Something is just wrong here - it looks like that area was painted with a spray can.
I’ve had my AR 993 and 997 Meteor Gray Metallic bumper covers front and rear repainted because of conversion to turbo bumpers and de-bumperette work. Now that I think about it the Meteor Gray was a faded in and so was the AR once when I cracked the clear coat in one spot.
Both colors are said to be hard to match but mine are dead nuts.
No offense intended at all, but are you dealing with a first rate paint shop that specializes in high end cars and custom paint work? Unless your car has been in the sun for 20 years and faded to crap it should be able to be matched.
I would try another shop if you can get some good recommendations.
It certainly looks like a nice AR 993.
Where are you located? Edit - never mind UK it appears.
I have had zero issues on multiple bumpers. They didn’t do a good job. Time to find a better body shop if you can notice it.
they had to do significant blending of surround panels when I replaced bumpers. Shouldn’t be a hard difference between panels if they did the job right.
issue of how the metallic flakes in the paint settle and reflect.
+1 There may be no good answer to in a spot paint job due to this. Not sure how blending to adjacent panels works either. It may be a good subject to have a discussion with your paint shop about.
Andy
Thanks, that makes a lot of sense. Can a good paintshop get really close? Or am I unlikely to get a better match than I already have?
I think the answer is yes. finding the good shop will be a challenge.
I had some components painted iris blue years ago, likely similar in difficulty to AR, and was very happy with the result.
make sure the shop uses the same BRAND of paint originally used.
Likely Spies-Heckler (sp?).
Good luck, AR ROCKS!
I had the whole front end and driver's door reshot a few years back due to rock chips and some clear
coat lifting on the door. the blended the paint incredibly well- too the paint all the way into the rear quarter on the driver's side and into the front of the passenger's door. you can't tell and the paint now looks amazing
I had my scuttle and roof painted on Polar Silver(hard to match). Bodyshop painted 8 test cards changing it slightly each time to get it right so a good shop can do it. I have just had a Land Rover defender wing painted at main dealer bodyshop and it was miles out. Complained and they took it back in and polished it which made no difference to the colour match at all. I don,t believe they painted it . Complained again and they said the spectrograph said it was spot on. I fortunately hadn't paid and said I wouldn.t accept it. They got the area rep for Spies Heckler to come and have a look,he mixed paint and it was perfect. The average age of the staff looked about 17 and I don,t think they had anybody with experience to match it!

□ □ □

### Tasks to perform
1. In the forum thread on paint matching, rewrite the paragraph beginning "I had my scuttle and roof painted" as a short bulleted list that keeps its main facts.
2. Pick up the forum thread on paint matching after its final post and write one more reply in the same style.

□ □ □

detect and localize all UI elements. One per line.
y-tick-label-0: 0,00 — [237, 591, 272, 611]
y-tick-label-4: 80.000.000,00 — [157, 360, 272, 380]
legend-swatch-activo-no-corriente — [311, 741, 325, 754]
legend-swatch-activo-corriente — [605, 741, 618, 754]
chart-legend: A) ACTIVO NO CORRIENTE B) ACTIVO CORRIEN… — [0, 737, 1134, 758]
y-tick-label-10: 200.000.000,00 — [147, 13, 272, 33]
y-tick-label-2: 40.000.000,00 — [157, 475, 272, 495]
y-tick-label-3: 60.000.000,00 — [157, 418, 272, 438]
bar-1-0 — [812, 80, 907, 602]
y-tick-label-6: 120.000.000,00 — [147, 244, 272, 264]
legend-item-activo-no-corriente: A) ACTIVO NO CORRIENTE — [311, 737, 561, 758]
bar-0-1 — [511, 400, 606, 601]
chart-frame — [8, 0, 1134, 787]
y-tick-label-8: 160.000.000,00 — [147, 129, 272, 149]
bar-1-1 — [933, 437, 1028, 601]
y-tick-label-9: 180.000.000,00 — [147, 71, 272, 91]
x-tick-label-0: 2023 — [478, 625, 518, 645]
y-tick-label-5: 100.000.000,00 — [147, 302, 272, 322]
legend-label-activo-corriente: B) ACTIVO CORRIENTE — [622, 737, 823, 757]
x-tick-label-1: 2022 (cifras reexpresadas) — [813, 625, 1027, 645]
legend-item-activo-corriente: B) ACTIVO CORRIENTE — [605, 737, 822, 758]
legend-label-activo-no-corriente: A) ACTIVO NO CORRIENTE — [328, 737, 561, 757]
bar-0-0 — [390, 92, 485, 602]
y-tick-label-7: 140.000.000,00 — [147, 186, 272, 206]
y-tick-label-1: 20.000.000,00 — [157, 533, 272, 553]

□ □ □

### Answers for this exercise
1.
- The poster's scuttle and roof were painted in Polar Silver, a color that is hard to match. The body shop painted 8 test cards, adjusting the mix slightly each time, which shows a good shop can get it right.
- A Land Rover Defender wing painted at a main dealer body shop came out far off in color.
- After a first complaint, the shop only polished it, which did not change the match. The poster doubts it was repainted.
- After a second complaint, the shop said the spectrograph showed the color was spot on.
- The poster had not paid yet and refused to accept the work.
- A Spies Hecker area rep came, mixed the paint, and got a perfect match.
- The staff looked about 17 on average, and the poster doubts anyone there had the experience to match the color.

2.
I had a new decklid, wing, front bumper, and other painted accessory bits installed, all being paint matched to the Arena Red of the car. In my case, the straight up paint code did not match and had to have adjustmenst made to it to make it match just right. The paint shop made over half a dozen swatch mixes before finding the right match, so experience, materials, and mastery of techniques of the shop you choose DOES matter to get the job done right.
I had a black car with with at LEAST 3 different blacks on different panels ad swapped to a white car which I thought would be easier to get matching panels. The front euro conversion was a great from the box but the tail was a pain even though it was the same paint. The shop ended up painting it a number of times. I removed the hood badge for some reason and you can see the original paint which hadn't faded underneath it clearly so factory codes are only a starting point for quarter century old cars.
If I allowed them to blend it across panels it would have matched 100% but I didn't want original panels with no problems painted and they said they could do it so I had no problem hammering on them until it was done.
One other thing is that the paint sits slightly differently on the plastic than it does on the metal, Even the original 3rd brake light spoiler has a slightly different density even if the color is the same.